## Begin

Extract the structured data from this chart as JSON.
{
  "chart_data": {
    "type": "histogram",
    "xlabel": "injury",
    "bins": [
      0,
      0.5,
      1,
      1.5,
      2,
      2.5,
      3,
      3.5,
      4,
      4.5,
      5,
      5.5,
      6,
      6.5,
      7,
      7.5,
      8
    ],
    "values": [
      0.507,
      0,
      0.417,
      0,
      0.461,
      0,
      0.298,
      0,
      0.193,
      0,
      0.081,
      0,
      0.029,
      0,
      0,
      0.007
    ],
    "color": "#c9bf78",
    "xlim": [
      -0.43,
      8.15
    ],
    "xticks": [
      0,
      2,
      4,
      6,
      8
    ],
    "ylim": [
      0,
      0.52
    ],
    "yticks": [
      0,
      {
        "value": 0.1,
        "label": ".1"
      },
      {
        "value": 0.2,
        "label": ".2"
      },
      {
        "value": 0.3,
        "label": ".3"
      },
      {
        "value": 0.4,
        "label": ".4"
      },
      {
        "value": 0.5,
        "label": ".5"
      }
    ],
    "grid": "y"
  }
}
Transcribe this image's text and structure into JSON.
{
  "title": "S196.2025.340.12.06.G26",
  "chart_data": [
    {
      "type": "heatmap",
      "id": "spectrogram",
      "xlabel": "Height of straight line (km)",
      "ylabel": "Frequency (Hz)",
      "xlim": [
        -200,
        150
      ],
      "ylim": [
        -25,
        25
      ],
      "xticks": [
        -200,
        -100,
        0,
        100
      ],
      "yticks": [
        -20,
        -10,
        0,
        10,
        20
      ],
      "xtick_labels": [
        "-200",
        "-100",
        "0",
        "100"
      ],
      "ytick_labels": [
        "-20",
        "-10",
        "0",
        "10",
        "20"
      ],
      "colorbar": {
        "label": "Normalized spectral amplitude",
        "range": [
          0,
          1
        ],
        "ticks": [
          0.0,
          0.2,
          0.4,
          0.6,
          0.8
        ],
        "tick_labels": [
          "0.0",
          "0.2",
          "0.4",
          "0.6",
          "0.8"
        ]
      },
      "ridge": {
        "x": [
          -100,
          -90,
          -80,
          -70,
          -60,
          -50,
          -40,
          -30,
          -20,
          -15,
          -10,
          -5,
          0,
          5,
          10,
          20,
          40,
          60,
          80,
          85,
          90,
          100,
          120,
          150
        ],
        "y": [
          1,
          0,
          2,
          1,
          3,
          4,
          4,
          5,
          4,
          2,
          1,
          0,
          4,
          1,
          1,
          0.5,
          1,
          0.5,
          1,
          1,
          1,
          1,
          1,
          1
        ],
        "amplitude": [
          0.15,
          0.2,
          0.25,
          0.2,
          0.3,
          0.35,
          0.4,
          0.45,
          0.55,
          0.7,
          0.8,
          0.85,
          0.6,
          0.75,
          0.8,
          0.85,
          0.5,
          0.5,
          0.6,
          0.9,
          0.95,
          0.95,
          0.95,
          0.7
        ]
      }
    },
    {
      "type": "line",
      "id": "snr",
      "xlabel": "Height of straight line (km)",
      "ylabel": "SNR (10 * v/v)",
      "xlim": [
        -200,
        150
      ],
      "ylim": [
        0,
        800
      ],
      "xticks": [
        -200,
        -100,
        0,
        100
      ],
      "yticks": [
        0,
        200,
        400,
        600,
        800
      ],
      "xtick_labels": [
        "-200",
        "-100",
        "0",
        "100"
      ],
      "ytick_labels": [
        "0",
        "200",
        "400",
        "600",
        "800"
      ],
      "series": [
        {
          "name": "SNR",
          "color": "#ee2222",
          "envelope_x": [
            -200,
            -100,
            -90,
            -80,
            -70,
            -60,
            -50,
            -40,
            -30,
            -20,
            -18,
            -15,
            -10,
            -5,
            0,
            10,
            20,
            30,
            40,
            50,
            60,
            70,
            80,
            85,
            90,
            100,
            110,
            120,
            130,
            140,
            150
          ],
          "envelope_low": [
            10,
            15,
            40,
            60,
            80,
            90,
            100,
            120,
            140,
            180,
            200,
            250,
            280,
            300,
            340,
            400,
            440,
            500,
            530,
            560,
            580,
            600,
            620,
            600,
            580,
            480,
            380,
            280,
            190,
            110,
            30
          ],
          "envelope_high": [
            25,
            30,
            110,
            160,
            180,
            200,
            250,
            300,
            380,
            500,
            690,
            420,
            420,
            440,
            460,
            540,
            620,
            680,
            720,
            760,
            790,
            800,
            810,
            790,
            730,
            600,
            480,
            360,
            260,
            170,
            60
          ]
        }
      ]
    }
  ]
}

## End

Using the listing above, please repeat every entry exactly.

Extract the structured data from this chart as JSON.
{
  "chart_data": {
    "type": "histogram",
    "xlabel": "injury",
    "bins": [
      0,
      0.5,
      1,
      1.5,
      2,
      2.5,
      3,
      3.5,
      4,
      4.5,
      5,
      5.5,
      6,
      6.5,
      7,
      7.5,
      8
    ],
    "values": [
      0.507,
      0,
      0.417,
      0,
      0.461,
      0,
      0.298,
      0,
      0.193,
      0,
      0.081,
      0,
      0.029,
      0,
      0,
      0.007
    ],
    "color": "#c9bf78",
    "xlim": [
      -0.43,
      8.15
    ],
    "xticks": [
      0,
      2,
      4,
      6,
      8
    ],
    "ylim": [
      0,
      0.52
    ],
    "yticks": [
      0,
      {
        "value": 0.1,
        "label": ".1"
      },
      {
        "value": 0.2,
        "label": ".2"
      },
      {
        "value": 0.3,
        "label": ".3"
      },
      {
        "value": 0.4,
        "label": ".4"
      },
      {
        "value": 0.5,
        "label": ".5"
      }
    ],
    "grid": "y"
  }
}
Transcribe this image's text and structure into JSON.
{
  "title": "S196.2025.340.12.06.G26",
  "chart_data": [
    {
      "type": "heatmap",
      "id": "spectrogram",
      "xlabel": "Height of straight line (km)",
      "ylabel": "Frequency (Hz)",
      "xlim": [
        -200,
        150
      ],
      "ylim": [
        -25,
        25
      ],
      "xticks": [
        -200,
        -100,
        0,
        100
      ],
      "yticks": [
        -20,
        -10,
        0,
        10,
        20
      ],
      "xtick_labels": [
        "-200",
        "-100",
        "0",
        "100"
      ],
      "ytick_labels": [
        "-20",
        "-10",
        "0",
        "10",
        "20"
      ],
      "colorbar": {
        "label": "Normalized spectral amplitude",
        "range": [
          0,
          1
        ],
        "ticks": [
          0.0,
          0.2,
          0.4,
          0.6,
          0.8
        ],
        "tick_labels": [
          "0.0",
          "0.2",
          "0.4",
          "0.6",
          "0.8"
        ]
      },
      "ridge": {
        "x": [
          -100,
          -90,
          -80,
          -70,
          -60,
          -50,
          -40,
          -30,
          -20,
          -15,
          -10,
          -5,
          0,
          5,
          10,
          20,
          40,
          60,
          80,
          85,
          90,
          100,
          120,
          150
        ],
        "y": [
          1,
          0,
          2,
          1,
          3,
          4,
          4,
          5,
          4,
          2,
          1,
          0,
          4,
          1,
          1,
          0.5,
          1,
          0.5,
          1,
          1,
          1,
          1,
          1,
          1
        ],
        "amplitude": [
          0.15,
          0.2,
          0.25,
          0.2,
          0.3,
          0.35,
          0.4,
          0.45,
          0.55,
          0.7,
          0.8,
          0.85,
          0.6,
          0.75,
          0.8,
          0.85,
          0.5,
          0.5,
          0.6,
          0.9,
          0.95,
          0.95,
          0.95,
          0.7
        ]
      }
    },
    {
      "type": "line",
      "id": "snr",
      "xlabel": "Height of straight line (km)",
      "ylabel": "SNR (10 * v/v)",
      "xlim": [
        -200,
        150
      ],
      "ylim": [
        0,
        800
      ],
      "xticks": [
        -200,
        -100,
        0,
        100
      ],
      "yticks": [
        0,
        200,
        400,
        600,
        800
      ],
      "xtick_labels": [
        "-200",
        "-100",
        "0",
        "100"
      ],
      "ytick_labels": [
        "0",
        "200",
        "400",
        "600",
        "800"
      ],
      "series": [
        {
          "name": "SNR",
          "color": "#ee2222",
          "envelope_x": [
            -200,
            -100,
            -90,
            -80,
            -70,
            -60,
            -50,
            -40,
            -30,
            -20,
            -18,
            -15,
            -10,
            -5,
            0,
            10,
            20,
            30,
            40,
            50,
            60,
            70,
            80,
            85,
            90,
            100,
            110,
            120,
            130,
            140,
            150
          ],
          "envelope_low": [
            10,
            15,
            40,
            60,
            80,
            90,
            100,
            120,
            140,
            180,
            200,
            250,
            280,
            300,
            340,
            400,
            440,
            500,
            530,
            560,
            580,
            600,
            620,
            600,
            580,
            480,
            380,
            280,
            190,
            110,
            30
          ],
          "envelope_high": [
            25,
            30,
            110,
            160,
            180,
            200,
            250,
            300,
            380,
            500,
            690,
            420,
            420,
            440,
            460,
            540,
            620,
            680,
            720,
            760,
            790,
            800,
            810,
            790,
            730,
            600,
            480,
            360,
            260,
            170,
            60
          ]
        }
      ]
    }
  ]
}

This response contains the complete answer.